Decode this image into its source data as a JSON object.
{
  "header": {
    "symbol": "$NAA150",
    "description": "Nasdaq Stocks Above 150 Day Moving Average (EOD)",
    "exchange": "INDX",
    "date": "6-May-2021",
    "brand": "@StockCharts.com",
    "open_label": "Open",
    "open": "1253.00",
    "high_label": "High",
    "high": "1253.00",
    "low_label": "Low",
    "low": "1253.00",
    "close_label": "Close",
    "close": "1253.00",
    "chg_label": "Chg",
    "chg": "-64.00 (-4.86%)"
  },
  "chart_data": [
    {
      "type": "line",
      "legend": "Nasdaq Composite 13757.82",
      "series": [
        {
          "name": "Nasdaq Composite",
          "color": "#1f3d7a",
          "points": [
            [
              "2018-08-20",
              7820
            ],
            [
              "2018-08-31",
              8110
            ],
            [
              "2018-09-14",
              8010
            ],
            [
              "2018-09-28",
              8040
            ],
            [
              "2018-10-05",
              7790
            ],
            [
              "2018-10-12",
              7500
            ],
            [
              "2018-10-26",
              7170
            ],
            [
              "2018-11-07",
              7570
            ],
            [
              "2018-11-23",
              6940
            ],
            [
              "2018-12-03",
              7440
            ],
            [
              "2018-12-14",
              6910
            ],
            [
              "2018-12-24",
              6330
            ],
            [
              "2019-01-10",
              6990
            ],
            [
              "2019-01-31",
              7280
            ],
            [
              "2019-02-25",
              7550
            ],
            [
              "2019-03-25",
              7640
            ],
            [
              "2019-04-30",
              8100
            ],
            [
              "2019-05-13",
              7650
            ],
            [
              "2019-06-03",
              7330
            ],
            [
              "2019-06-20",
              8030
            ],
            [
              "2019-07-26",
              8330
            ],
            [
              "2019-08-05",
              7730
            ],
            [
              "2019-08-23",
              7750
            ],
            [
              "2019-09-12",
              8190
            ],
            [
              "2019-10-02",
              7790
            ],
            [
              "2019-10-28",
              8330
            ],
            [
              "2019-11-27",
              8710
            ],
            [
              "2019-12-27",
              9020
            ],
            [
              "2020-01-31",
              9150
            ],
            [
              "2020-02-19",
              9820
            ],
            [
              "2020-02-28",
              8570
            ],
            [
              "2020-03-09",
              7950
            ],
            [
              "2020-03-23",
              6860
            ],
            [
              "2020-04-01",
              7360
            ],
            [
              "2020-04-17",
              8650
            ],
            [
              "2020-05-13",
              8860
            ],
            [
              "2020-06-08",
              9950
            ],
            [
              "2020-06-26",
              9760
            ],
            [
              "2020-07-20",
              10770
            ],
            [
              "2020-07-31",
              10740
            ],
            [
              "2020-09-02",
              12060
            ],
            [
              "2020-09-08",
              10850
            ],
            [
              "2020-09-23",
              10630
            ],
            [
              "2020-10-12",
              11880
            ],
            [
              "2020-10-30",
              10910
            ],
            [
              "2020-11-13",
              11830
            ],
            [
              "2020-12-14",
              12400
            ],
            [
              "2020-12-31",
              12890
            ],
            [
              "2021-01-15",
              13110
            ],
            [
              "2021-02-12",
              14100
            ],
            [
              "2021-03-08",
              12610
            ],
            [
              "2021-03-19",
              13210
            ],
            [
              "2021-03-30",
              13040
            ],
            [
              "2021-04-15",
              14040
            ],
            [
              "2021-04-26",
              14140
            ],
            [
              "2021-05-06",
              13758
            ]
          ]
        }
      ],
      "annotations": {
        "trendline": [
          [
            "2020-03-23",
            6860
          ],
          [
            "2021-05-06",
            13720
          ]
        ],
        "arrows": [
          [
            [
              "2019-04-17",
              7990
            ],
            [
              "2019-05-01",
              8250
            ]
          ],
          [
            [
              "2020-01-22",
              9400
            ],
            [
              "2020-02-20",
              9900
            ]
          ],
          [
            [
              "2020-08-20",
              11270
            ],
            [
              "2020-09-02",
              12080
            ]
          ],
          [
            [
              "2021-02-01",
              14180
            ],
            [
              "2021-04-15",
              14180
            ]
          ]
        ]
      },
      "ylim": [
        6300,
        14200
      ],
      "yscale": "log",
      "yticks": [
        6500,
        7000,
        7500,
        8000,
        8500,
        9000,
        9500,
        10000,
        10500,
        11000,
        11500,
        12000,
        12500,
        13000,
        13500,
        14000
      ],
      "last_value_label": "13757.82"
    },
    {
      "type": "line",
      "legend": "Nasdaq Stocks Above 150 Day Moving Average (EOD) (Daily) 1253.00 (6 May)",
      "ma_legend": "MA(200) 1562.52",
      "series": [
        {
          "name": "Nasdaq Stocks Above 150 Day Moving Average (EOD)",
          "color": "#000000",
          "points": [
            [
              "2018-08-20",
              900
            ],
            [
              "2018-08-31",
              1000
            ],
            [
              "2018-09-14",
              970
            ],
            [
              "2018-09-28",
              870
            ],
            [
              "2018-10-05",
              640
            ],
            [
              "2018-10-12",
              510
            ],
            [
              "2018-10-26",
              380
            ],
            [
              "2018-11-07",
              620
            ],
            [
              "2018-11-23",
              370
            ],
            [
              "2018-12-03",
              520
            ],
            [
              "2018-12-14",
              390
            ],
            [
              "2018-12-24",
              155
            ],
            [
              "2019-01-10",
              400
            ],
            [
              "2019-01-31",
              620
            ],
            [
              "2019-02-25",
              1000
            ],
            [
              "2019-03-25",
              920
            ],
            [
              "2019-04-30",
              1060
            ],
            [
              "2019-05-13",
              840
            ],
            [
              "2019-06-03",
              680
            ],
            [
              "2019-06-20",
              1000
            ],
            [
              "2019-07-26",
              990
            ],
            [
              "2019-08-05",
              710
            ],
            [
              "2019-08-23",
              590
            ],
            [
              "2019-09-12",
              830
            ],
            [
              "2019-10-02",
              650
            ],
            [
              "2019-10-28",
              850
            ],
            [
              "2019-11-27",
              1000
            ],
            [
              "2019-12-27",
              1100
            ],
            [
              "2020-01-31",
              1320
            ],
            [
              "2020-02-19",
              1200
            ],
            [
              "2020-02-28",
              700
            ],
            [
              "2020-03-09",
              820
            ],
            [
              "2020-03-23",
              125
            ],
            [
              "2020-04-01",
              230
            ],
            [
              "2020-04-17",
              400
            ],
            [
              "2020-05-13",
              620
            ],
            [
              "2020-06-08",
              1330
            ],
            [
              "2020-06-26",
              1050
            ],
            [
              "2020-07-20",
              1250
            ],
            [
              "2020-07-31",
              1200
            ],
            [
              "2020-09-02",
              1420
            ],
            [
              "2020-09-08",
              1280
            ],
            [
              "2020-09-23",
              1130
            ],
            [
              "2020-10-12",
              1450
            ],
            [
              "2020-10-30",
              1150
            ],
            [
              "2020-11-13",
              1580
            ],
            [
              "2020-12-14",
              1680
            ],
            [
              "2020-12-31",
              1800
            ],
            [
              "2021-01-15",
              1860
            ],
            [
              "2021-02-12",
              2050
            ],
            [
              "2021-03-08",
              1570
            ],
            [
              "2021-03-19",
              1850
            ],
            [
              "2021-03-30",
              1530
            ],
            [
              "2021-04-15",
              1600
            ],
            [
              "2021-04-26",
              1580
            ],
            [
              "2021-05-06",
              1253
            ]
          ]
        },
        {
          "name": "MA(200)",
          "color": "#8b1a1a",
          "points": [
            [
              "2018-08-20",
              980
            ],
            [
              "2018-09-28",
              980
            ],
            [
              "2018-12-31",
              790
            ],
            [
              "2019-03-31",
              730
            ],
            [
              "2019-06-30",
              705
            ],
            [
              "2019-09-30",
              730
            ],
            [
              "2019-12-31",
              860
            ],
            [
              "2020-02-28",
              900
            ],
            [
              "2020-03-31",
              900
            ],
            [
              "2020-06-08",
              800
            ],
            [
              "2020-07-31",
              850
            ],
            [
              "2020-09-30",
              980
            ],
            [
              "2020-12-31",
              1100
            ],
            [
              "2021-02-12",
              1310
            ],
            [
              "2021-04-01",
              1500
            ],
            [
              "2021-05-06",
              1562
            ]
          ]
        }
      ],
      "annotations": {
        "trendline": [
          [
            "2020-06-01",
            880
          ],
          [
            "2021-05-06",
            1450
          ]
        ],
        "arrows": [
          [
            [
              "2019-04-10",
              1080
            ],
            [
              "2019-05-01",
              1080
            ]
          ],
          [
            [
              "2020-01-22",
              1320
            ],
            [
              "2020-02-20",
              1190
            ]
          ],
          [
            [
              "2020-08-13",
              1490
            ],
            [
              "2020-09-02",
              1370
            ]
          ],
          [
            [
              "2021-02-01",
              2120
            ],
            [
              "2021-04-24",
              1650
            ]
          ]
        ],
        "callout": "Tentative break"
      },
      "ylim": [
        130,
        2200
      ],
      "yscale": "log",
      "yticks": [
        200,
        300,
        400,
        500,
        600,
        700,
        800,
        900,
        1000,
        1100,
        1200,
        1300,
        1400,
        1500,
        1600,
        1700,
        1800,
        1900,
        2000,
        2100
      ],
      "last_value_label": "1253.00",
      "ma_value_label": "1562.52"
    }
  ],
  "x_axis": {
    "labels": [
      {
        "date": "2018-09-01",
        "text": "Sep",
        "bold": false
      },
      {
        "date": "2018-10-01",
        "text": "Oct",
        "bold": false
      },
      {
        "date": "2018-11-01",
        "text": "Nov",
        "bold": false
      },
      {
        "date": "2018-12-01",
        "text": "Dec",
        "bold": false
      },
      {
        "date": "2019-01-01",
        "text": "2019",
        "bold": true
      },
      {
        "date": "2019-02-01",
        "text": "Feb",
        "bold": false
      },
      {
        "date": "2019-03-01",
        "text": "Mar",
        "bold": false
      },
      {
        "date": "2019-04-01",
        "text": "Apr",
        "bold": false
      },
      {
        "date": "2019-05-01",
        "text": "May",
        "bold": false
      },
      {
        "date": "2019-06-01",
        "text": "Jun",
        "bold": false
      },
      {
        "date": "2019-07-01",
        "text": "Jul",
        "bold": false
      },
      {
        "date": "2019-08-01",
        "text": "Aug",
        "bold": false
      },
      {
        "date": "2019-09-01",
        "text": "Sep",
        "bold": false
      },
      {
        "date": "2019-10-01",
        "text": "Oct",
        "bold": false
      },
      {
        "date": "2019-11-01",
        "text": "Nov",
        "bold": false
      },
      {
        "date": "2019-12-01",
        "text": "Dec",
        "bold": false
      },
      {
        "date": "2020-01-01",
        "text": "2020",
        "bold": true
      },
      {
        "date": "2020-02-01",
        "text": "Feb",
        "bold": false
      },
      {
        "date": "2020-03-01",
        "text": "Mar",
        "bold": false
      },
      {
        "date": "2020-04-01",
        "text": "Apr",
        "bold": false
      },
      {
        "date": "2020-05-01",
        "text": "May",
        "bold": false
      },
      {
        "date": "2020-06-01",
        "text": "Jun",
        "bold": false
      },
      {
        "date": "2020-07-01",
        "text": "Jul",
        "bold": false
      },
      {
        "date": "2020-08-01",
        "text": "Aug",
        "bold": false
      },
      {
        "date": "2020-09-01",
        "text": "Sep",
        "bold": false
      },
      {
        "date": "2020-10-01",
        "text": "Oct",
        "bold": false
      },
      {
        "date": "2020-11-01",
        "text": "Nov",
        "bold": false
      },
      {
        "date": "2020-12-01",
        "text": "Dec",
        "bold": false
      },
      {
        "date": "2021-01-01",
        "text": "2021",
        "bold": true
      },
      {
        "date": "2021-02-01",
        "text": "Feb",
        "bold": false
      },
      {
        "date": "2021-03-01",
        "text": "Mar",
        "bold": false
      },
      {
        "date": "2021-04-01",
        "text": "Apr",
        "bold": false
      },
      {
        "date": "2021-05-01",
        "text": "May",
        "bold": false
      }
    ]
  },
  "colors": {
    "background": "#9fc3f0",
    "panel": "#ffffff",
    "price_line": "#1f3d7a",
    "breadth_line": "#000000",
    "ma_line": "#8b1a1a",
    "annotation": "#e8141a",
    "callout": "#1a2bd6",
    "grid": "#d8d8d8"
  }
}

--

> [Problem to solve] List every line above that contains the word "Average".

> [Response below]
    "description": "Nasdaq Stocks Above 150 Day Moving Average (EOD)",
      "legend": "Nasdaq Stocks Above 150 Day Moving Average (EOD) (Daily) 1253.00 (6 May)",
          "name": "Nasdaq Stocks Above 150 Day Moving Average (EOD)",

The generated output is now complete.